The request.
Copy every line with the string "mounting" in it.

Record set.
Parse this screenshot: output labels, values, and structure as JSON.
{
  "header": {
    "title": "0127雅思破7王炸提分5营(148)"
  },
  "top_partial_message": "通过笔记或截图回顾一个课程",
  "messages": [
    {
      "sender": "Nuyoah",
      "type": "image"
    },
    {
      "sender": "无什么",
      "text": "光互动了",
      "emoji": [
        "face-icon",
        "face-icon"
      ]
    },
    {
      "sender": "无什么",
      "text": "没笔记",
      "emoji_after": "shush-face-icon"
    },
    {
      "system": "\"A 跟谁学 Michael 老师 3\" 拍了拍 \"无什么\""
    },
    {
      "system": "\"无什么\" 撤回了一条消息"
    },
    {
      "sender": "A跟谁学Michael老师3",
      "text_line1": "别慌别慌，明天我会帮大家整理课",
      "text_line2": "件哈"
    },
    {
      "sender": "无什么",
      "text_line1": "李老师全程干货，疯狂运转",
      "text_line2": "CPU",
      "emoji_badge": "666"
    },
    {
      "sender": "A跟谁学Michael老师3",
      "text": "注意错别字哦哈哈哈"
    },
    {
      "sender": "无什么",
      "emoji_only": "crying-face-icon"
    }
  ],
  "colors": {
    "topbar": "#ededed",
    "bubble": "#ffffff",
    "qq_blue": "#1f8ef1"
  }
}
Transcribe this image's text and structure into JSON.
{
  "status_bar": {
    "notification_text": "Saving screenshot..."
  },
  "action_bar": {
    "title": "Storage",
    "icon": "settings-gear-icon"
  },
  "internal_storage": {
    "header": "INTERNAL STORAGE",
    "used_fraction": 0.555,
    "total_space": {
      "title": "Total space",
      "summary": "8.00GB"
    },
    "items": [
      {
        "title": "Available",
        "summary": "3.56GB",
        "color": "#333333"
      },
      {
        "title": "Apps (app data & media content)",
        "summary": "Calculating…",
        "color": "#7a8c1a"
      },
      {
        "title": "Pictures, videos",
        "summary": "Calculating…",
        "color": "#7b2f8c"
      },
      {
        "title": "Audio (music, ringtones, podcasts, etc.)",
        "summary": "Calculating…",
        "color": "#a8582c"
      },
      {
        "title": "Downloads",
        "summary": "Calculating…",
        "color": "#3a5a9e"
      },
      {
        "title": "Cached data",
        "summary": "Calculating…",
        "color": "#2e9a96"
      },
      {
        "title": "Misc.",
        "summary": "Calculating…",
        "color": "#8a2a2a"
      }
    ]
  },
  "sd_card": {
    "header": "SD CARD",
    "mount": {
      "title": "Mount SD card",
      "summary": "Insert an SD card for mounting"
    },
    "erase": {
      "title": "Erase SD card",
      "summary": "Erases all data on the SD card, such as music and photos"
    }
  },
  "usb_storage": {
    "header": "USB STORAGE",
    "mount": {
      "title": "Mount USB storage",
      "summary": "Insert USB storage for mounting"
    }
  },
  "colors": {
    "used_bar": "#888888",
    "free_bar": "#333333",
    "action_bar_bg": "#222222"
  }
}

Solution.
      "summary": "Insert an SD card for mounting"
      "summary": "Insert USB storage for mounting"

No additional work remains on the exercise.